── DATA ENTRIES
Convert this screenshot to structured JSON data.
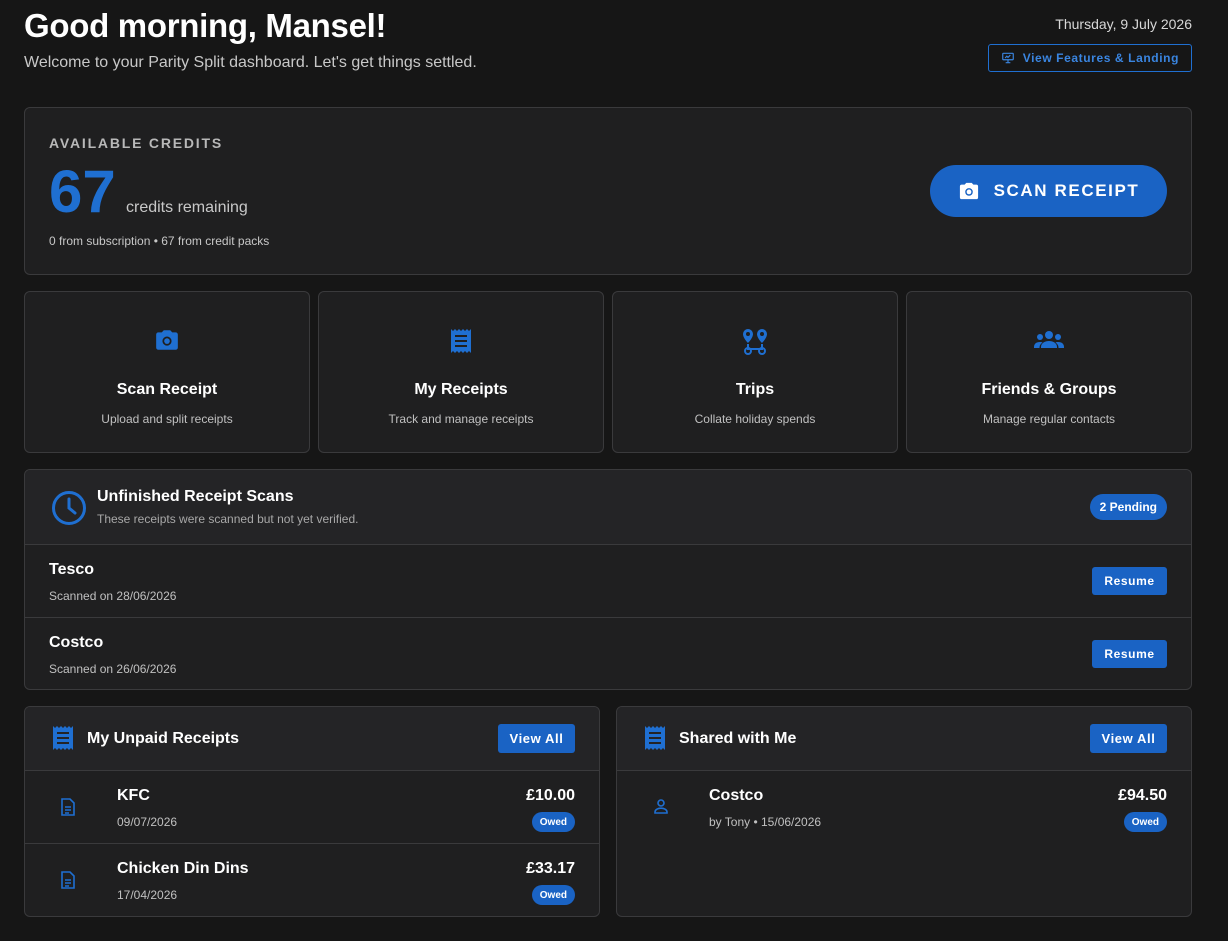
{
  "header": {
    "greeting": "Good morning, Mansel!",
    "subtitle": "Welcome to your Parity Split dashboard. Let's get things settled.",
    "date": "Thursday, 9 July 2026",
    "landing_button": "View Features & Landing"
  },
  "credits": {
    "label": "AVAILABLE CREDITS",
    "count": "67",
    "remaining_text": "credits remaining",
    "breakdown": "0 from subscription • 67 from credit packs",
    "scan_button": "SCAN RECEIPT"
  },
  "actions": [
    {
      "title": "Scan Receipt",
      "desc": "Upload and split receipts",
      "icon": "camera-icon"
    },
    {
      "title": "My Receipts",
      "desc": "Track and manage receipts",
      "icon": "receipt-icon"
    },
    {
      "title": "Trips",
      "desc": "Collate holiday spends",
      "icon": "route-icon"
    },
    {
      "title": "Friends & Groups",
      "desc": "Manage regular contacts",
      "icon": "groups-icon"
    }
  ],
  "unfinished": {
    "title": "Unfinished Receipt Scans",
    "subtitle": "These receipts were scanned but not yet verified.",
    "badge": "2 Pending",
    "resume_label": "Resume",
    "items": [
      {
        "name": "Tesco",
        "date": "Scanned on 28/06/2026"
      },
      {
        "name": "Costco",
        "date": "Scanned on 26/06/2026"
      }
    ]
  },
  "unpaid": {
    "title": "My Unpaid Receipts",
    "view_all": "View All",
    "items": [
      {
        "name": "KFC",
        "meta": "09/07/2026",
        "amount": "£10.00",
        "status": "Owed"
      },
      {
        "name": "Chicken Din Dins",
        "meta": "17/04/2026",
        "amount": "£33.17",
        "status": "Owed"
      }
    ]
  },
  "shared": {
    "title": "Shared with Me",
    "view_all": "View All",
    "items": [
      {
        "name": "Costco",
        "meta": "by Tony • 15/06/2026",
        "amount": "£94.50",
        "status": "Owed"
      }
    ]
  },
  "colors": {
    "accent": "#1a63c4",
    "background": "#161616",
    "card": "#1f1f20"
  }
}
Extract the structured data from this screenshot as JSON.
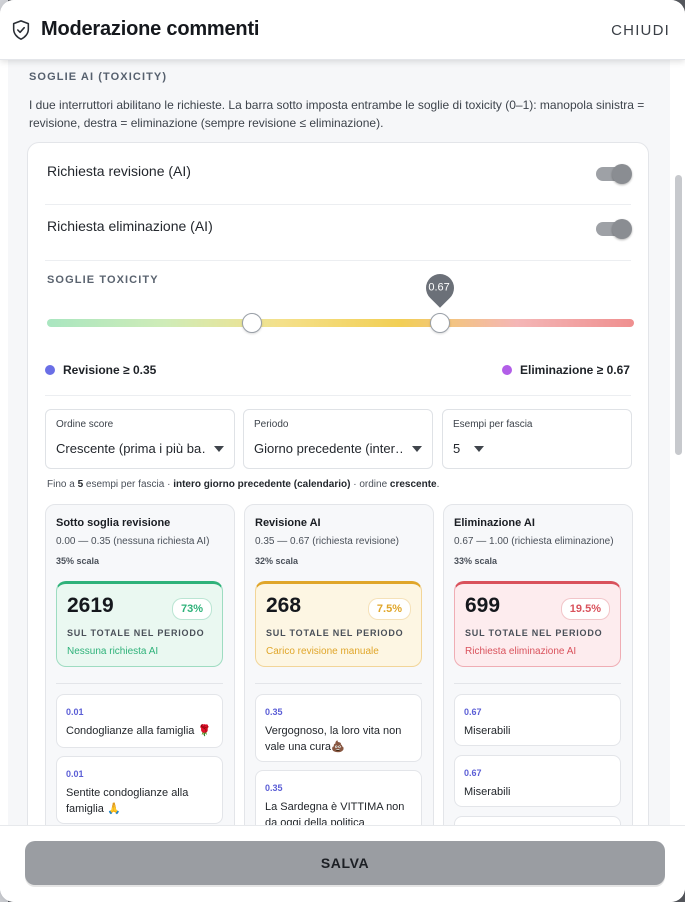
────
TASK: Return the entries unchanged, save for the pictures, which do not belong in the copy.

IN RESPONSE:
Convert this screenshot to structured JSON data.
{
  "header": {
    "greeting": "Good morning, Mansel!",
    "subtitle": "Welcome to your Parity Split dashboard. Let's get things settled.",
    "date": "Thursday, 9 July 2026",
    "landing_button": "View Features & Landing"
  },
  "credits": {
    "label": "AVAILABLE CREDITS",
    "count": "67",
    "remaining_text": "credits remaining",
    "breakdown": "0 from subscription • 67 from credit packs",
    "scan_button": "SCAN RECEIPT"
  },
  "actions": [
    {
      "title": "Scan Receipt",
      "desc": "Upload and split receipts",
      "icon": "camera-icon"
    },
    {
      "title": "My Receipts",
      "desc": "Track and manage receipts",
      "icon": "receipt-icon"
    },
    {
      "title": "Trips",
      "desc": "Collate holiday spends",
      "icon": "route-icon"
    },
    {
      "title": "Friends & Groups",
      "desc": "Manage regular contacts",
      "icon": "groups-icon"
    }
  ],
  "unfinished": {
    "title": "Unfinished Receipt Scans",
    "subtitle": "These receipts were scanned but not yet verified.",
    "badge": "2 Pending",
    "resume_label": "Resume",
    "items": [
      {
        "name": "Tesco",
        "date": "Scanned on 28/06/2026"
      },
      {
        "name": "Costco",
        "date": "Scanned on 26/06/2026"
      }
    ]
  },
  "unpaid": {
    "title": "My Unpaid Receipts",
    "view_all": "View All",
    "items": [
      {
        "name": "KFC",
        "meta": "09/07/2026",
        "amount": "£10.00",
        "status": "Owed"
      },
      {
        "name": "Chicken Din Dins",
        "meta": "17/04/2026",
        "amount": "£33.17",
        "status": "Owed"
      }
    ]
  },
  "shared": {
    "title": "Shared with Me",
    "view_all": "View All",
    "items": [
      {
        "name": "Costco",
        "meta": "by Tony • 15/06/2026",
        "amount": "£94.50",
        "status": "Owed"
      }
    ]
  },
  "colors": {
    "accent": "#1a63c4",
    "background": "#161616",
    "card": "#1f1f20"
  }
}
Extract the structured data from this screenshot as JSON.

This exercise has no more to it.